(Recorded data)
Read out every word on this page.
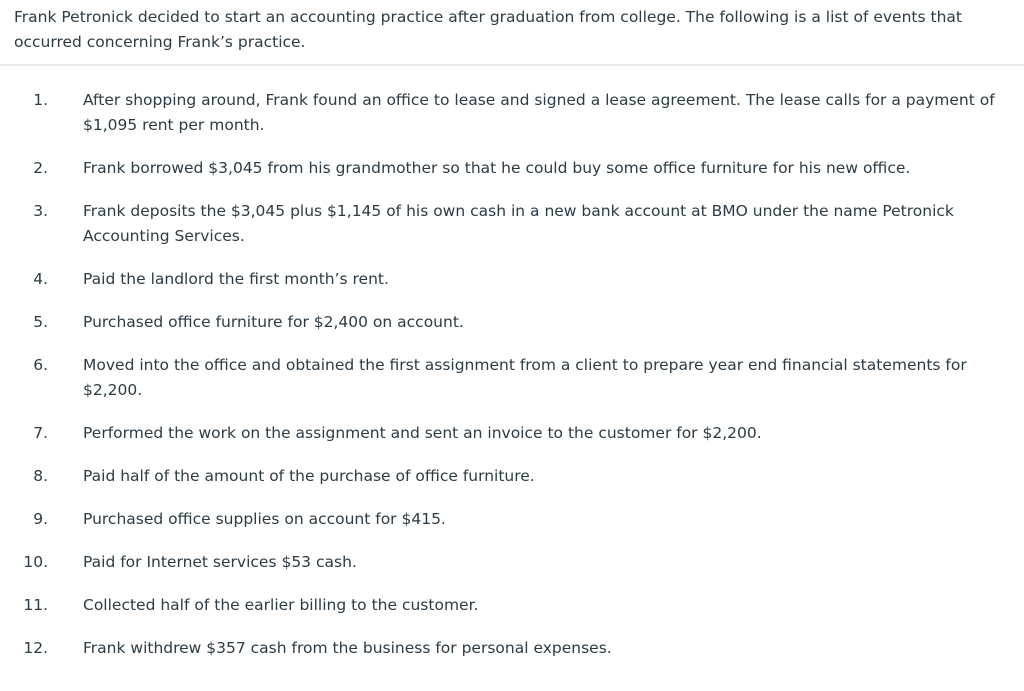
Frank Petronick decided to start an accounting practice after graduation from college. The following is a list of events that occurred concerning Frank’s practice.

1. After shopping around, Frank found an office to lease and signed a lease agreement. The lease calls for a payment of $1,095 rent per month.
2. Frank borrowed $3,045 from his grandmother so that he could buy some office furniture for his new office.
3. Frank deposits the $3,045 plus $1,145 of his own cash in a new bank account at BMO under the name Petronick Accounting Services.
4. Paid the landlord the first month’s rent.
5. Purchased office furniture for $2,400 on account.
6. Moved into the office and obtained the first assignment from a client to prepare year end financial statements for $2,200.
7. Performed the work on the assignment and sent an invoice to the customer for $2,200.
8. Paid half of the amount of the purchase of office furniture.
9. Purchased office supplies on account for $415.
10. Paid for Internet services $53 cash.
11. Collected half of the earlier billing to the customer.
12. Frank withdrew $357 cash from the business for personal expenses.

*THE EXERCISE*
Keep the pictures out of the copy and write out the data exactly as it stands.

*THE ANSWER*
Read out every word on this page.
Frank Petronick decided to start an accounting practice after graduation from college. The following is a list of events that occurred concerning Frank’s practice.

1. After shopping around, Frank found an office to lease and signed a lease agreement. The lease calls for a payment of $1,095 rent per month.
2. Frank borrowed $3,045 from his grandmother so that he could buy some office furniture for his new office.
3. Frank deposits the $3,045 plus $1,145 of his own cash in a new bank account at BMO under the name Petronick Accounting Services.
4. Paid the landlord the first month’s rent.
5. Purchased office furniture for $2,400 on account.
6. Moved into the office and obtained the first assignment from a client to prepare year end financial statements for $2,200.
7. Performed the work on the assignment and sent an invoice to the customer for $2,200.
8. Paid half of the amount of the purchase of office furniture.
9. Purchased office supplies on account for $415.
10. Paid for Internet services $53 cash.
11. Collected half of the earlier billing to the customer.
12. Frank withdrew $357 cash from the business for personal expenses.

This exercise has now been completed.